>>>>

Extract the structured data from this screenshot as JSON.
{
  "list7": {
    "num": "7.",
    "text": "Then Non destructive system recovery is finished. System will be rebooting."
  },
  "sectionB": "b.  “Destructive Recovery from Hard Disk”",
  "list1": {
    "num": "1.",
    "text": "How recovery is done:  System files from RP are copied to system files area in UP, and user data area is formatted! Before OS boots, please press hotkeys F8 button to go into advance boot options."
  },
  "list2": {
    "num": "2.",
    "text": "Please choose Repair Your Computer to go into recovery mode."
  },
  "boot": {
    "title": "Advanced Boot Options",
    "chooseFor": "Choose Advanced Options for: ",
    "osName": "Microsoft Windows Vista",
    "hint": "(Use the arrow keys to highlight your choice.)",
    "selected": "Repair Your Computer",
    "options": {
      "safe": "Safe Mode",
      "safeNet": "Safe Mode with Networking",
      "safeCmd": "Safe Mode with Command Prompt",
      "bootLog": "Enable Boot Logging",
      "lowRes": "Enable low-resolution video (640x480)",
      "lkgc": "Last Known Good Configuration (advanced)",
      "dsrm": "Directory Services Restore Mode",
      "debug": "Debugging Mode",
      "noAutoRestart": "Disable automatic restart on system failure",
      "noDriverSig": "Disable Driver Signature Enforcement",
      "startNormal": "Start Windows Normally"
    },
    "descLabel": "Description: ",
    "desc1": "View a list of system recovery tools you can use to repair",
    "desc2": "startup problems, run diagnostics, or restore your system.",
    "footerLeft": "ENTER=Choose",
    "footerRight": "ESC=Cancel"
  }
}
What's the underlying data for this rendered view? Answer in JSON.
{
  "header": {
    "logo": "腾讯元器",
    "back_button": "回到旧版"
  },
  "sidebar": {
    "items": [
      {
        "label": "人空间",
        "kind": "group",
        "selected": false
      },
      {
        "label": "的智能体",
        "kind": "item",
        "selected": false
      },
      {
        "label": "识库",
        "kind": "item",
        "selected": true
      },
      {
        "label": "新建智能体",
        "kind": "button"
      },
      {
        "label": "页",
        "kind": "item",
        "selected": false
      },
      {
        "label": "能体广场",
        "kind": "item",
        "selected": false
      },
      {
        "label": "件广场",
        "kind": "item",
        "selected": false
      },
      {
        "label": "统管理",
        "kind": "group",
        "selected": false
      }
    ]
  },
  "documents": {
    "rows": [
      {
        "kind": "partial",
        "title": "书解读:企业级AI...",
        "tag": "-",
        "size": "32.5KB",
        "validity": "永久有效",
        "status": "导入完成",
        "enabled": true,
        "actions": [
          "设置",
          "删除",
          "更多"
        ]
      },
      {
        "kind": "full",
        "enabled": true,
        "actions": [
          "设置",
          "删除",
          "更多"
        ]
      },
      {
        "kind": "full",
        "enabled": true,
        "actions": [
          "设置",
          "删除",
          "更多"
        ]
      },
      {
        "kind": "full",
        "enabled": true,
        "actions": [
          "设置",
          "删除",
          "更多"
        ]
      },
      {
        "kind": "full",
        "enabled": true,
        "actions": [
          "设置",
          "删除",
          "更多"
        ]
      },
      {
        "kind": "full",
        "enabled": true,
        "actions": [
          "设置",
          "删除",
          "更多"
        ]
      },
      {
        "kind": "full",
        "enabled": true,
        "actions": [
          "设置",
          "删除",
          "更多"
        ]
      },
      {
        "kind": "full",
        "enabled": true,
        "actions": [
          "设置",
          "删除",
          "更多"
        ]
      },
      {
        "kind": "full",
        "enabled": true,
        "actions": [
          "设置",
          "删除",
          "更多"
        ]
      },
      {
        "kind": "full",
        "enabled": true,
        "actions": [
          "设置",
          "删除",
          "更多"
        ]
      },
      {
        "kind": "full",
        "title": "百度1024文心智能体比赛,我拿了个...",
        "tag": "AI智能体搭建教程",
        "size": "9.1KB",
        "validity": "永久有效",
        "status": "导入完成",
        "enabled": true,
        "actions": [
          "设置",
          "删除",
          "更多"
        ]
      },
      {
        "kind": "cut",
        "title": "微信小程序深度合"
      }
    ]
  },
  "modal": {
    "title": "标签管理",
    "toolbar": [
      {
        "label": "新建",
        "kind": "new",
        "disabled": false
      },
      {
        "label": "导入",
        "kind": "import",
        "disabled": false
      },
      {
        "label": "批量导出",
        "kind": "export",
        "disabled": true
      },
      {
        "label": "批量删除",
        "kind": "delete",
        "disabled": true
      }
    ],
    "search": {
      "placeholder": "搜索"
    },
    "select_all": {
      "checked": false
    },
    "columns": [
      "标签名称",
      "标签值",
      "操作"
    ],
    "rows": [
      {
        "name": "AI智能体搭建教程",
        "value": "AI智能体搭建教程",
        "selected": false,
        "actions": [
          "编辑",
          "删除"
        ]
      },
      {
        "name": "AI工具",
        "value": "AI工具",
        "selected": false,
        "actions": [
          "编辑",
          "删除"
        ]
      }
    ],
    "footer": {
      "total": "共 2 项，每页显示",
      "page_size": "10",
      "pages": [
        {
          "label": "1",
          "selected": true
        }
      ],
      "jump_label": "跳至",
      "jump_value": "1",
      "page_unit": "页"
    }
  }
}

<<<<

PROBLEM DESCRIPTION: Each line must be given again exactly as written above.

SOLUTION TO THE EXERCISE:
Extract the structured data from this screenshot as JSON.
{
  "list7": {
    "num": "7.",
    "text": "Then Non destructive system recovery is finished. System will be rebooting."
  },
  "sectionB": "b.  “Destructive Recovery from Hard Disk”",
  "list1": {
    "num": "1.",
    "text": "How recovery is done:  System files from RP are copied to system files area in UP, and user data area is formatted! Before OS boots, please press hotkeys F8 button to go into advance boot options."
  },
  "list2": {
    "num": "2.",
    "text": "Please choose Repair Your Computer to go into recovery mode."
  },
  "boot": {
    "title": "Advanced Boot Options",
    "chooseFor": "Choose Advanced Options for: ",
    "osName": "Microsoft Windows Vista",
    "hint": "(Use the arrow keys to highlight your choice.)",
    "selected": "Repair Your Computer",
    "options": {
      "safe": "Safe Mode",
      "safeNet": "Safe Mode with Networking",
      "safeCmd": "Safe Mode with Command Prompt",
      "bootLog": "Enable Boot Logging",
      "lowRes": "Enable low-resolution video (640x480)",
      "lkgc": "Last Known Good Configuration (advanced)",
      "dsrm": "Directory Services Restore Mode",
      "debug": "Debugging Mode",
      "noAutoRestart": "Disable automatic restart on system failure",
      "noDriverSig": "Disable Driver Signature Enforcement",
      "startNormal": "Start Windows Normally"
    },
    "descLabel": "Description: ",
    "desc1": "View a list of system recovery tools you can use to repair",
    "desc2": "startup problems, run diagnostics, or restore your system.",
    "footerLeft": "ENTER=Choose",
    "footerRight": "ESC=Cancel"
  }
}
What's the underlying data for this rendered view? Answer in JSON.
{
  "header": {
    "logo": "腾讯元器",
    "back_button": "回到旧版"
  },
  "sidebar": {
    "items": [
      {
        "label": "人空间",
        "kind": "group",
        "selected": false
      },
      {
        "label": "的智能体",
        "kind": "item",
        "selected": false
      },
      {
        "label": "识库",
        "kind": "item",
        "selected": true
      },
      {
        "label": "新建智能体",
        "kind": "button"
      },
      {
        "label": "页",
        "kind": "item",
        "selected": false
      },
      {
        "label": "能体广场",
        "kind": "item",
        "selected": false
      },
      {
        "label": "件广场",
        "kind": "item",
        "selected": false
      },
      {
        "label": "统管理",
        "kind": "group",
        "selected": false
      }
    ]
  },
  "documents": {
    "rows": [
      {
        "kind": "partial",
        "title": "书解读:企业级AI...",
        "tag": "-",
        "size": "32.5KB",
        "validity": "永久有效",
        "status": "导入完成",
        "enabled": true,
        "actions": [
          "设置",
          "删除",
          "更多"
        ]
      },
      {
        "kind": "full",
        "enabled": true,
        "actions": [
          "设置",
          "删除",
          "更多"
        ]
      },
      {
        "kind": "full",
        "enabled": true,
        "actions": [
          "设置",
          "删除",
          "更多"
        ]
      },
      {
        "kind": "full",
        "enabled": true,
        "actions": [
          "设置",
          "删除",
          "更多"
        ]
      },
      {
        "kind": "full",
        "enabled": true,
        "actions": [
          "设置",
          "删除",
          "更多"
        ]
      },
      {
        "kind": "full",
        "enabled": true,
        "actions": [
          "设置",
          "删除",
          "更多"
        ]
      },
      {
        "kind": "full",
        "enabled": true,
        "actions": [
          "设置",
          "删除",
          "更多"
        ]
      },
      {
        "kind": "full",
        "enabled": true,
        "actions": [
          "设置",
          "删除",
          "更多"
        ]
      },
      {
        "kind": "full",
        "enabled": true,
        "actions": [
          "设置",
          "删除",
          "更多"
        ]
      },
      {
        "kind": "full",
        "enabled": true,
        "actions": [
          "设置",
          "删除",
          "更多"
        ]
      },
      {
        "kind": "full",
        "title": "百度1024文心智能体比赛,我拿了个...",
        "tag": "AI智能体搭建教程",
        "size": "9.1KB",
        "validity": "永久有效",
        "status": "导入完成",
        "enabled": true,
        "actions": [
          "设置",
          "删除",
          "更多"
        ]
      },
      {
        "kind": "cut",
        "title": "微信小程序深度合"
      }
    ]
  },
  "modal": {
    "title": "标签管理",
    "toolbar": [
      {
        "label": "新建",
        "kind": "new",
        "disabled": false
      },
      {
        "label": "导入",
        "kind": "import",
        "disabled": false
      },
      {
        "label": "批量导出",
        "kind": "export",
        "disabled": true
      },
      {
        "label": "批量删除",
        "kind": "delete",
        "disabled": true
      }
    ],
    "search": {
      "placeholder": "搜索"
    },
    "select_all": {
      "checked": false
    },
    "columns": [
      "标签名称",
      "标签值",
      "操作"
    ],
    "rows": [
      {
        "name": "AI智能体搭建教程",
        "value": "AI智能体搭建教程",
        "selected": false,
        "actions": [
          "编辑",
          "删除"
        ]
      },
      {
        "name": "AI工具",
        "value": "AI工具",
        "selected": false,
        "actions": [
          "编辑",
          "删除"
        ]
      }
    ],
    "footer": {
      "total": "共 2 项，每页显示",
      "page_size": "10",
      "pages": [
        {
          "label": "1",
          "selected": true
        }
      ],
      "jump_label": "跳至",
      "jump_value": "1",
      "page_unit": "页"
    }
  }
}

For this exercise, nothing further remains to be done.